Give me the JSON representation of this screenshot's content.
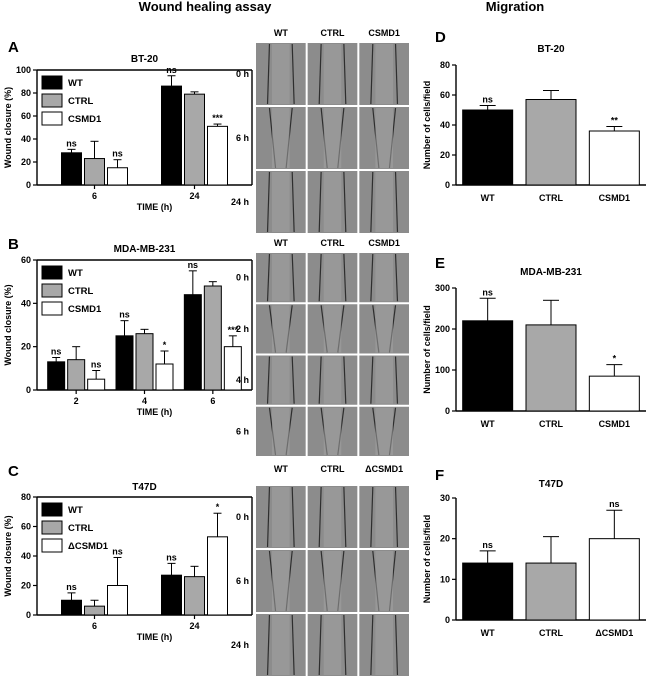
{
  "headers": {
    "left": "Wound healing assay",
    "right": "Migration"
  },
  "legend_labels": {
    "A": [
      "WT",
      "CTRL",
      "CSMD1"
    ],
    "B": [
      "WT",
      "CTRL",
      "CSMD1"
    ],
    "C": [
      "WT",
      "CTRL",
      "ΔCSMD1"
    ]
  },
  "micrographs": [
    {
      "panel": "A",
      "columns": [
        "WT",
        "CTRL",
        "CSMD1"
      ],
      "rows": [
        "0 h",
        "6 h",
        "24 h"
      ]
    },
    {
      "panel": "B",
      "columns": [
        "WT",
        "CTRL",
        "CSMD1"
      ],
      "rows": [
        "0 h",
        "2 h",
        "4 h",
        "6 h"
      ]
    },
    {
      "panel": "C",
      "columns": [
        "WT",
        "CTRL",
        "ΔCSMD1"
      ],
      "rows": [
        "0 h",
        "6 h",
        "24 h"
      ]
    }
  ],
  "colors": {
    "WT": "#000000",
    "CTRL": "#a8a8a8",
    "CSMD1": "#ffffff",
    "micrograph": "#8c8c8c"
  },
  "chart_data": [
    {
      "panel": "A",
      "title": "BT-20",
      "type": "bar",
      "xlabel": "TIME (h)",
      "ylabel": "Wound closure (%)",
      "categories": [
        "6",
        "24"
      ],
      "ylim": [
        0,
        100
      ],
      "yticks": [
        0,
        20,
        40,
        60,
        80,
        100
      ],
      "legend": "top-left",
      "series": [
        {
          "name": "WT",
          "values": [
            28,
            86
          ],
          "errors": [
            3,
            9
          ],
          "sig": [
            "ns",
            "ns"
          ]
        },
        {
          "name": "CTRL",
          "values": [
            23,
            79
          ],
          "errors": [
            15,
            2
          ],
          "sig": [
            "",
            ""
          ]
        },
        {
          "name": "CSMD1",
          "values": [
            15,
            51
          ],
          "errors": [
            7,
            2
          ],
          "sig": [
            "ns",
            "***"
          ]
        }
      ]
    },
    {
      "panel": "B",
      "title": "MDA-MB-231",
      "type": "bar",
      "xlabel": "TIME (h)",
      "ylabel": "Wound closure (%)",
      "categories": [
        "2",
        "4",
        "6"
      ],
      "ylim": [
        0,
        60
      ],
      "yticks": [
        0,
        20,
        40,
        60
      ],
      "legend": "top-left",
      "series": [
        {
          "name": "WT",
          "values": [
            13,
            25,
            44
          ],
          "errors": [
            2,
            7,
            11
          ],
          "sig": [
            "ns",
            "ns",
            "ns"
          ]
        },
        {
          "name": "CTRL",
          "values": [
            14,
            26,
            48
          ],
          "errors": [
            6,
            2,
            2
          ],
          "sig": [
            "",
            "",
            ""
          ]
        },
        {
          "name": "CSMD1",
          "values": [
            5,
            12,
            20
          ],
          "errors": [
            4,
            6,
            5
          ],
          "sig": [
            "ns",
            "*",
            "***"
          ]
        }
      ]
    },
    {
      "panel": "C",
      "title": "T47D",
      "type": "bar",
      "xlabel": "TIME (h)",
      "ylabel": "Wound closure (%)",
      "categories": [
        "6",
        "24"
      ],
      "ylim": [
        0,
        80
      ],
      "yticks": [
        0,
        20,
        40,
        60,
        80
      ],
      "legend": "top-left",
      "series": [
        {
          "name": "WT",
          "values": [
            10,
            27
          ],
          "errors": [
            5,
            8
          ],
          "sig": [
            "ns",
            "ns"
          ]
        },
        {
          "name": "CTRL",
          "values": [
            6,
            26
          ],
          "errors": [
            4,
            7
          ],
          "sig": [
            "",
            ""
          ]
        },
        {
          "name": "ΔCSMD1",
          "values": [
            20,
            53
          ],
          "errors": [
            19,
            16
          ],
          "sig": [
            "ns",
            "*"
          ]
        }
      ]
    },
    {
      "panel": "D",
      "title": "BT-20",
      "type": "bar",
      "xlabel": "",
      "ylabel": "Number of cells/field",
      "categories": [
        "WT",
        "CTRL",
        "CSMD1"
      ],
      "ylim": [
        0,
        80
      ],
      "yticks": [
        0,
        20,
        40,
        60,
        80
      ],
      "values": [
        50,
        57,
        36
      ],
      "errors": [
        3,
        6,
        3
      ],
      "sig": [
        "ns",
        "",
        "**"
      ]
    },
    {
      "panel": "E",
      "title": "MDA-MB-231",
      "type": "bar",
      "xlabel": "",
      "ylabel": "Number of cells/field",
      "categories": [
        "WT",
        "CTRL",
        "CSMD1"
      ],
      "ylim": [
        0,
        300
      ],
      "yticks": [
        0,
        100,
        200,
        300
      ],
      "values": [
        220,
        210,
        85
      ],
      "errors": [
        55,
        60,
        28
      ],
      "sig": [
        "ns",
        "",
        "*"
      ]
    },
    {
      "panel": "F",
      "title": "T47D",
      "type": "bar",
      "xlabel": "",
      "ylabel": "Number of cells/field",
      "categories": [
        "WT",
        "CTRL",
        "ΔCSMD1"
      ],
      "ylim": [
        0,
        30
      ],
      "yticks": [
        0,
        10,
        20,
        30
      ],
      "values": [
        14,
        14,
        20
      ],
      "errors": [
        3,
        6.5,
        7
      ],
      "sig": [
        "ns",
        "",
        "ns"
      ]
    }
  ]
}
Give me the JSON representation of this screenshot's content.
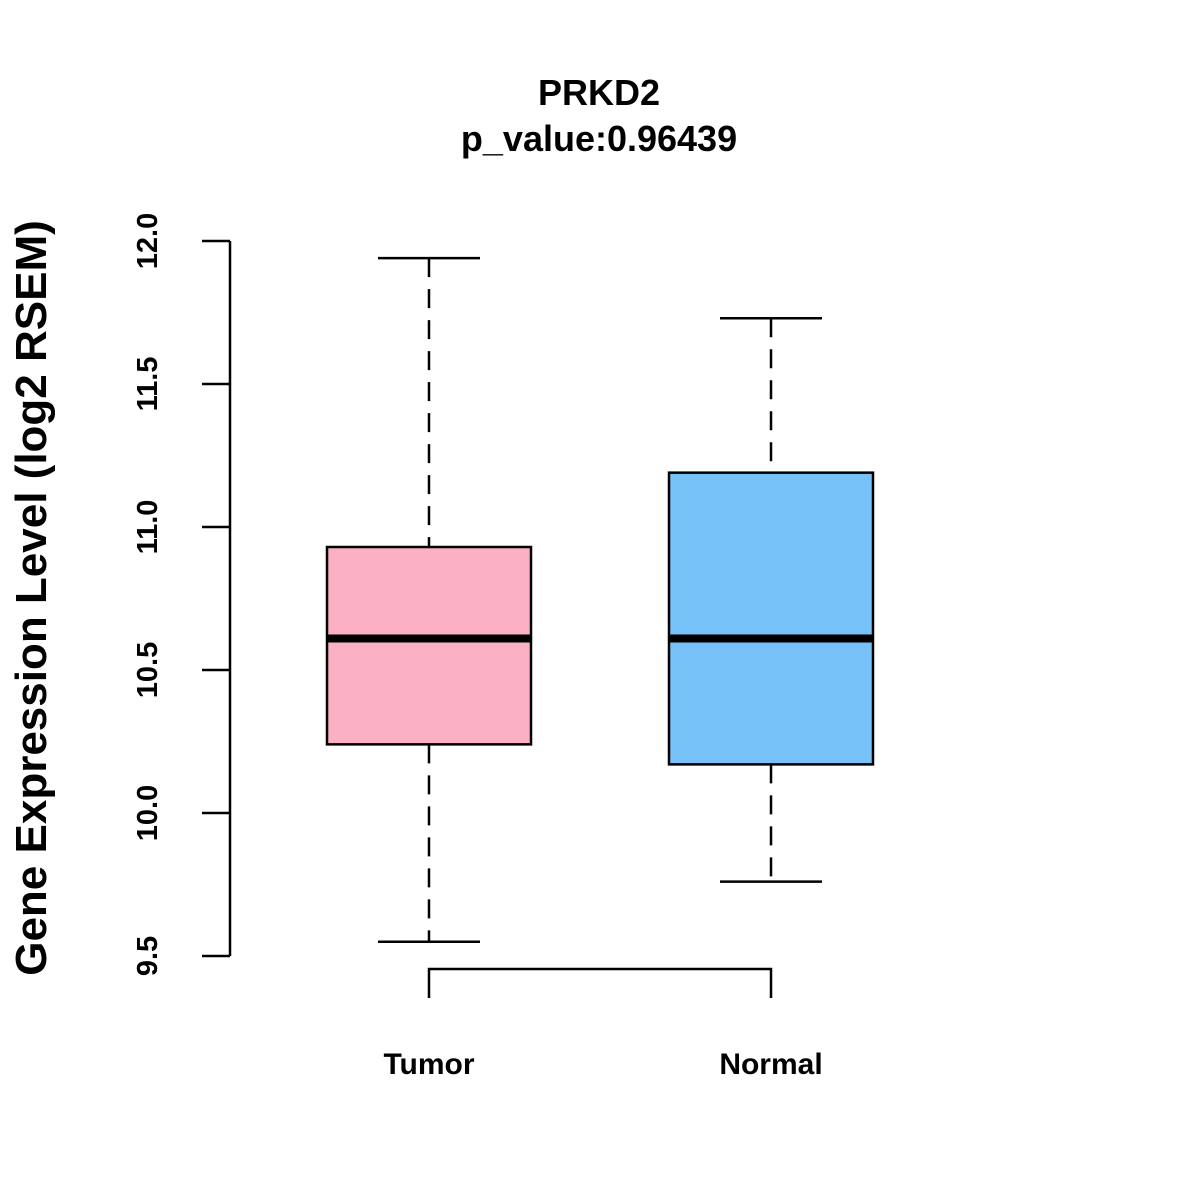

EXERCISE: First drop every picture, then print the data above exactly as it stands.

REPLY TO THE EXERCISE:
Give me the JSON representation of this screenshot's content.
{
  "headers": {
    "left": "Wound healing assay",
    "right": "Migration"
  },
  "legend_labels": {
    "A": [
      "WT",
      "CTRL",
      "CSMD1"
    ],
    "B": [
      "WT",
      "CTRL",
      "CSMD1"
    ],
    "C": [
      "WT",
      "CTRL",
      "ΔCSMD1"
    ]
  },
  "micrographs": [
    {
      "panel": "A",
      "columns": [
        "WT",
        "CTRL",
        "CSMD1"
      ],
      "rows": [
        "0 h",
        "6 h",
        "24 h"
      ]
    },
    {
      "panel": "B",
      "columns": [
        "WT",
        "CTRL",
        "CSMD1"
      ],
      "rows": [
        "0 h",
        "2 h",
        "4 h",
        "6 h"
      ]
    },
    {
      "panel": "C",
      "columns": [
        "WT",
        "CTRL",
        "ΔCSMD1"
      ],
      "rows": [
        "0 h",
        "6 h",
        "24 h"
      ]
    }
  ],
  "colors": {
    "WT": "#000000",
    "CTRL": "#a8a8a8",
    "CSMD1": "#ffffff",
    "micrograph": "#8c8c8c"
  },
  "chart_data": [
    {
      "panel": "A",
      "title": "BT-20",
      "type": "bar",
      "xlabel": "TIME (h)",
      "ylabel": "Wound closure (%)",
      "categories": [
        "6",
        "24"
      ],
      "ylim": [
        0,
        100
      ],
      "yticks": [
        0,
        20,
        40,
        60,
        80,
        100
      ],
      "legend": "top-left",
      "series": [
        {
          "name": "WT",
          "values": [
            28,
            86
          ],
          "errors": [
            3,
            9
          ],
          "sig": [
            "ns",
            "ns"
          ]
        },
        {
          "name": "CTRL",
          "values": [
            23,
            79
          ],
          "errors": [
            15,
            2
          ],
          "sig": [
            "",
            ""
          ]
        },
        {
          "name": "CSMD1",
          "values": [
            15,
            51
          ],
          "errors": [
            7,
            2
          ],
          "sig": [
            "ns",
            "***"
          ]
        }
      ]
    },
    {
      "panel": "B",
      "title": "MDA-MB-231",
      "type": "bar",
      "xlabel": "TIME (h)",
      "ylabel": "Wound closure (%)",
      "categories": [
        "2",
        "4",
        "6"
      ],
      "ylim": [
        0,
        60
      ],
      "yticks": [
        0,
        20,
        40,
        60
      ],
      "legend": "top-left",
      "series": [
        {
          "name": "WT",
          "values": [
            13,
            25,
            44
          ],
          "errors": [
            2,
            7,
            11
          ],
          "sig": [
            "ns",
            "ns",
            "ns"
          ]
        },
        {
          "name": "CTRL",
          "values": [
            14,
            26,
            48
          ],
          "errors": [
            6,
            2,
            2
          ],
          "sig": [
            "",
            "",
            ""
          ]
        },
        {
          "name": "CSMD1",
          "values": [
            5,
            12,
            20
          ],
          "errors": [
            4,
            6,
            5
          ],
          "sig": [
            "ns",
            "*",
            "***"
          ]
        }
      ]
    },
    {
      "panel": "C",
      "title": "T47D",
      "type": "bar",
      "xlabel": "TIME (h)",
      "ylabel": "Wound closure (%)",
      "categories": [
        "6",
        "24"
      ],
      "ylim": [
        0,
        80
      ],
      "yticks": [
        0,
        20,
        40,
        60,
        80
      ],
      "legend": "top-left",
      "series": [
        {
          "name": "WT",
          "values": [
            10,
            27
          ],
          "errors": [
            5,
            8
          ],
          "sig": [
            "ns",
            "ns"
          ]
        },
        {
          "name": "CTRL",
          "values": [
            6,
            26
          ],
          "errors": [
            4,
            7
          ],
          "sig": [
            "",
            ""
          ]
        },
        {
          "name": "ΔCSMD1",
          "values": [
            20,
            53
          ],
          "errors": [
            19,
            16
          ],
          "sig": [
            "ns",
            "*"
          ]
        }
      ]
    },
    {
      "panel": "D",
      "title": "BT-20",
      "type": "bar",
      "xlabel": "",
      "ylabel": "Number of cells/field",
      "categories": [
        "WT",
        "CTRL",
        "CSMD1"
      ],
      "ylim": [
        0,
        80
      ],
      "yticks": [
        0,
        20,
        40,
        60,
        80
      ],
      "values": [
        50,
        57,
        36
      ],
      "errors": [
        3,
        6,
        3
      ],
      "sig": [
        "ns",
        "",
        "**"
      ]
    },
    {
      "panel": "E",
      "title": "MDA-MB-231",
      "type": "bar",
      "xlabel": "",
      "ylabel": "Number of cells/field",
      "categories": [
        "WT",
        "CTRL",
        "CSMD1"
      ],
      "ylim": [
        0,
        300
      ],
      "yticks": [
        0,
        100,
        200,
        300
      ],
      "values": [
        220,
        210,
        85
      ],
      "errors": [
        55,
        60,
        28
      ],
      "sig": [
        "ns",
        "",
        "*"
      ]
    },
    {
      "panel": "F",
      "title": "T47D",
      "type": "bar",
      "xlabel": "",
      "ylabel": "Number of cells/field",
      "categories": [
        "WT",
        "CTRL",
        "ΔCSMD1"
      ],
      "ylim": [
        0,
        30
      ],
      "yticks": [
        0,
        10,
        20,
        30
      ],
      "values": [
        14,
        14,
        20
      ],
      "errors": [
        3,
        6.5,
        7
      ],
      "sig": [
        "ns",
        "",
        "ns"
      ]
    }
  ]
}
Give me the JSON representation of this screenshot's content.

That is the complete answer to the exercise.